Written instruction: Arrange the material as a numbered list, from its first line through the line containing "market-bottom-label: $22B+ Global", leaving out any blank lines.

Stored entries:
▼▼▼

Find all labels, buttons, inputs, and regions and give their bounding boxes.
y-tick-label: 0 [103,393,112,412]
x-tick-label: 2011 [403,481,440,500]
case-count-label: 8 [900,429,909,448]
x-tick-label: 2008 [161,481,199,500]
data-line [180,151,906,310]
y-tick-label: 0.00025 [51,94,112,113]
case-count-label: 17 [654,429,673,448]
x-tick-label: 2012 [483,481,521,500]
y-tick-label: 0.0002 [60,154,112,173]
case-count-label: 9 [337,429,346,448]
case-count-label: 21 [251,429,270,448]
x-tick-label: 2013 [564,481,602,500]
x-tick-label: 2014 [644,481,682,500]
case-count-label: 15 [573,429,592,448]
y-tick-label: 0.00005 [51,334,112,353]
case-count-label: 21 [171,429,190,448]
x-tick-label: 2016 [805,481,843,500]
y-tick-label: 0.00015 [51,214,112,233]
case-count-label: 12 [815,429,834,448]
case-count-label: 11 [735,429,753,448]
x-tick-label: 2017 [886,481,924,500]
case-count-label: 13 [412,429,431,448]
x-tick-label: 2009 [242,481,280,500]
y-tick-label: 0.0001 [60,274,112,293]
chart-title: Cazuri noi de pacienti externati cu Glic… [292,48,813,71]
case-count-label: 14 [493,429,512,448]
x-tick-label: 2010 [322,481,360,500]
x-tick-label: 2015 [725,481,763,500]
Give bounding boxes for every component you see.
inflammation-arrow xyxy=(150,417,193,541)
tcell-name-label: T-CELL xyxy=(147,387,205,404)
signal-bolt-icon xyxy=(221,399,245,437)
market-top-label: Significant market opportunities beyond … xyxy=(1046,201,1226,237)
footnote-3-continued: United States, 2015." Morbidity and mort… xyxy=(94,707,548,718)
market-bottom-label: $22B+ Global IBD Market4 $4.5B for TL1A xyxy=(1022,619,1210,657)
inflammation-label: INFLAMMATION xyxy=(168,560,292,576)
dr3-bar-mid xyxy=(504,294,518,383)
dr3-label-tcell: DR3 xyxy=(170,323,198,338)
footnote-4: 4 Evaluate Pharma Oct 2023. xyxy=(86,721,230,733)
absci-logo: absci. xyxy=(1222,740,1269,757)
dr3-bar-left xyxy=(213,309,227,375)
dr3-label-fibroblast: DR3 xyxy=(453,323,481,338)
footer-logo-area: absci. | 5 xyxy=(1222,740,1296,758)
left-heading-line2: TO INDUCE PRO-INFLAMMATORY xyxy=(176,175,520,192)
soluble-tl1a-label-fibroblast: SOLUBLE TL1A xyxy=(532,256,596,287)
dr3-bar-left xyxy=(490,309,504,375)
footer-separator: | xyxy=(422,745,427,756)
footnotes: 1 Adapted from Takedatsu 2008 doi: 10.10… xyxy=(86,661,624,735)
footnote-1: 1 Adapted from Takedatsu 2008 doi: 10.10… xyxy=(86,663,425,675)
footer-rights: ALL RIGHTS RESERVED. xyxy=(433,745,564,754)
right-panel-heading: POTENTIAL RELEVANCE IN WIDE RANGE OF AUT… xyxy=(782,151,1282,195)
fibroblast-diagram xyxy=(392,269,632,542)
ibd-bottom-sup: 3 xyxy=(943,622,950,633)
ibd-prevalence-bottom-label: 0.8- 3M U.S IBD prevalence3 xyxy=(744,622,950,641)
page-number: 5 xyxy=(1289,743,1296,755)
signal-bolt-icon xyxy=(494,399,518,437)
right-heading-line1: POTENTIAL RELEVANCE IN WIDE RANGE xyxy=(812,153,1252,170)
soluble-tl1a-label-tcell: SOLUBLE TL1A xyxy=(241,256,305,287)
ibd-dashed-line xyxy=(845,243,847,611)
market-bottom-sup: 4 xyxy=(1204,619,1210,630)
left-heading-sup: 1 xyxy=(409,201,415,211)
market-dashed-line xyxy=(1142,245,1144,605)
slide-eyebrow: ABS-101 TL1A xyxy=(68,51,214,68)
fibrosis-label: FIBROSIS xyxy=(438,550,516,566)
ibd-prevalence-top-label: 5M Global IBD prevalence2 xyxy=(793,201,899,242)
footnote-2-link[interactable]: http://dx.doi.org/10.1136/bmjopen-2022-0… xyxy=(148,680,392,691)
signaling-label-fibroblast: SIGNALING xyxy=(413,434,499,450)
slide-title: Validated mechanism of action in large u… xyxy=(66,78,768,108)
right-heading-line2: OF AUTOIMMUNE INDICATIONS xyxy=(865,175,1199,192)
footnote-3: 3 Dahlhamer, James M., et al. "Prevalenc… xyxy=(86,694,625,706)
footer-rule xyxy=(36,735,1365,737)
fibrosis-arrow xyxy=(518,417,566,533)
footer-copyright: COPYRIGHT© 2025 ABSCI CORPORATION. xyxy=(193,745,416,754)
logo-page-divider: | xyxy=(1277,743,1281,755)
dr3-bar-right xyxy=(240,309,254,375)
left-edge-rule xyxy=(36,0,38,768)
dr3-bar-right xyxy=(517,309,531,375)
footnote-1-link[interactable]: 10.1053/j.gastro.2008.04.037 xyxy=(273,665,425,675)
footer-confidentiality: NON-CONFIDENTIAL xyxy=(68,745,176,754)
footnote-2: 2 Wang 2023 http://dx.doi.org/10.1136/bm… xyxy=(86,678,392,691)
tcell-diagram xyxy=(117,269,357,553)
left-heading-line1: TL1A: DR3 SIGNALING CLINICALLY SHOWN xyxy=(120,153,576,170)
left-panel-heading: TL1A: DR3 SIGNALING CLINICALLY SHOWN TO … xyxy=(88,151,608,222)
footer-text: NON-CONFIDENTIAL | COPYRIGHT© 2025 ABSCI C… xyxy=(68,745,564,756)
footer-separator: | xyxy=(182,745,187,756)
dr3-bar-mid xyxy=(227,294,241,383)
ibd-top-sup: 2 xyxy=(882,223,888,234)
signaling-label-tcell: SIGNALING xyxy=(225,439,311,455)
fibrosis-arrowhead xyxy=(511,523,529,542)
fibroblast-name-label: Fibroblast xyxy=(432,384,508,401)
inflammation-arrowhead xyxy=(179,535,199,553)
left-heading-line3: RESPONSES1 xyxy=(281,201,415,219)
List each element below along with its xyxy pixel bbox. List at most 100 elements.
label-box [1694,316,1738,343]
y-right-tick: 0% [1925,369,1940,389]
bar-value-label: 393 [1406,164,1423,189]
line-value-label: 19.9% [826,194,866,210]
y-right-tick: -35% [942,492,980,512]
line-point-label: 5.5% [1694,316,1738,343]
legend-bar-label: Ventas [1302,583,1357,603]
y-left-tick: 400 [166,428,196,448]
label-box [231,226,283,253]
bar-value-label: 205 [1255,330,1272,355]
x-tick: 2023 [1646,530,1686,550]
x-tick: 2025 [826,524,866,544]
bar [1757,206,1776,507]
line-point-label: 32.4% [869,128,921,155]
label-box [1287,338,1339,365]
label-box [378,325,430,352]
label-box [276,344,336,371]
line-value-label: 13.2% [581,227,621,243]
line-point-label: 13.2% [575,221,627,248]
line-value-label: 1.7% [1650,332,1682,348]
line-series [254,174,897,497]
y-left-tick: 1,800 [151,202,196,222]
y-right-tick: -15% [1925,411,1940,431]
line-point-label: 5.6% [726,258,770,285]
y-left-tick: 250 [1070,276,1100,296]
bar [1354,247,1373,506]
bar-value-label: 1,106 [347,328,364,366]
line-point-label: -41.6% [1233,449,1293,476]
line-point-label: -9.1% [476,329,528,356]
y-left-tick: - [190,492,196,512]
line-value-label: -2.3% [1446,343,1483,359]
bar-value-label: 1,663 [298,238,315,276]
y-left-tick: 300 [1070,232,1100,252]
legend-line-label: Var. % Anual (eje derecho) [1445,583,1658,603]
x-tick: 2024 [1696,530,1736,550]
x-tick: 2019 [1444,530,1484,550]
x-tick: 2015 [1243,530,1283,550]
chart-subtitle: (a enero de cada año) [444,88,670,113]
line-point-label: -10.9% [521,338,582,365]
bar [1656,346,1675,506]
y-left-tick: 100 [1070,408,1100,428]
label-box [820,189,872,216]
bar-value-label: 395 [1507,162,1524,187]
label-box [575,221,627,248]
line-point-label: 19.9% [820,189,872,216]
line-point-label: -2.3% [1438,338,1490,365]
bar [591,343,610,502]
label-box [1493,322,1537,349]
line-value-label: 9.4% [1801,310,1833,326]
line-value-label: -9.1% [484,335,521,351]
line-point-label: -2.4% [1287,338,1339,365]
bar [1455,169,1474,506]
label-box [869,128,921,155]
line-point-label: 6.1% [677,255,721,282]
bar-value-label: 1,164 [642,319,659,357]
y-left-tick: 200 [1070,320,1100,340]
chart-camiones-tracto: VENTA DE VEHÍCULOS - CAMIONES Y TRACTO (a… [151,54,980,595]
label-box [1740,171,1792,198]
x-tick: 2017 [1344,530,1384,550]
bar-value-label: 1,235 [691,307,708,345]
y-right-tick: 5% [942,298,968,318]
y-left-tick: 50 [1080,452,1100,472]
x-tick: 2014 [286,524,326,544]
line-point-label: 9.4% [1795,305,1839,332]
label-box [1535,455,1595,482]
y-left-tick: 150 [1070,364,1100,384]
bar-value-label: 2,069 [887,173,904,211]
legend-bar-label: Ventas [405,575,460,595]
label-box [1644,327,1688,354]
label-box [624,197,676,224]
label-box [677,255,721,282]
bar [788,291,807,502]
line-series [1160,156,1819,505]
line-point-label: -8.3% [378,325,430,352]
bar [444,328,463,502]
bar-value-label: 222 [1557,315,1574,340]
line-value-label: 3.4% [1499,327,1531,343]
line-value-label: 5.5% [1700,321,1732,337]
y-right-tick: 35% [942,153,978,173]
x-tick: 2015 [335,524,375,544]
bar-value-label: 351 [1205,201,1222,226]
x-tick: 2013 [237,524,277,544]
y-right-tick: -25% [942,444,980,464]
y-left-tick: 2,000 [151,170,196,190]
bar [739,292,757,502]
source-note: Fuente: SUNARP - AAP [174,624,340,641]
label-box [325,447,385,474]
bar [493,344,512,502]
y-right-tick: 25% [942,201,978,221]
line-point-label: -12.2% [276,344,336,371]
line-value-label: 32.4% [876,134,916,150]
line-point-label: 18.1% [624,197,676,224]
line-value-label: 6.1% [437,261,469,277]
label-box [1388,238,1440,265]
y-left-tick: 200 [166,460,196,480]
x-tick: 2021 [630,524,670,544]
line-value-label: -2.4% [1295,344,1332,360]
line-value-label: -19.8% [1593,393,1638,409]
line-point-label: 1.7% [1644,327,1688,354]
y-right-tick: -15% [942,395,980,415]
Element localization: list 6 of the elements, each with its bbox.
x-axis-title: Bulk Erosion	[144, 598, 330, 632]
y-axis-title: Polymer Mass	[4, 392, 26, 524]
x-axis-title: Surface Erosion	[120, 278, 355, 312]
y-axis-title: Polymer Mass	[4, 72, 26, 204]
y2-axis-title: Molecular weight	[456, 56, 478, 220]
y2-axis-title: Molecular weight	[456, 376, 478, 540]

▲▲▲

Expected answer:
1. Find all labels, buttons, inputs, and regions and give their bounding boxes.
2. y-tick-label: 0 [103,393,112,412]
3. x-tick-label: 2011 [403,481,440,500]
4. case-count-label: 8 [900,429,909,448]
5. x-tick-label: 2008 [161,481,199,500]
6. data-line [180,151,906,310]
7. y-tick-label: 0.00025 [51,94,112,113]
8. case-count-label: 17 [654,429,673,448]
9. x-tick-label: 2012 [483,481,521,500]
10. y-tick-label: 0.0002 [60,154,112,173]
11. case-count-label: 9 [337,429,346,448]
12. case-count-label: 21 [251,429,270,448]
13. x-tick-label: 2013 [564,481,602,500]
14. x-tick-label: 2014 [644,481,682,500]
15. case-count-label: 15 [573,429,592,448]
16. y-tick-label: 0.00005 [51,334,112,353]
17. case-count-label: 21 [171,429,190,448]
18. x-tick-label: 2016 [805,481,843,500]
19. y-tick-label: 0.00015 [51,214,112,233]
20. case-count-label: 12 [815,429,834,448]
21. case-count-label: 11 [735,429,753,448]
22. x-tick-label: 2017 [886,481,924,500]
23. case-count-label: 13 [412,429,431,448]
24. x-tick-label: 2009 [242,481,280,500]
25. y-tick-label: 0.0001 [60,274,112,293]
26. chart-title: Cazuri noi de pacienti externati cu Glic… [292,48,813,71]
27. case-count-label: 14 [493,429,512,448]
28. x-tick-label: 2010 [322,481,360,500]
29. x-tick-label: 2015 [725,481,763,500]
30. Give bounding boxes for every component you see.
31. inflammation-arrow xyxy=(150,417,193,541)
32. tcell-name-label: T-CELL xyxy=(147,387,205,404)
33. signal-bolt-icon xyxy=(221,399,245,437)
34. market-top-label: Significant market opportunities beyond … xyxy=(1046,201,1226,237)
35. footnote-3-continued: United States, 2015." Morbidity and mort… xyxy=(94,707,548,718)
36. market-bottom-label: $22B+ Global IBD Market4 $4.5B for TL1A xyxy=(1022,619,1210,657)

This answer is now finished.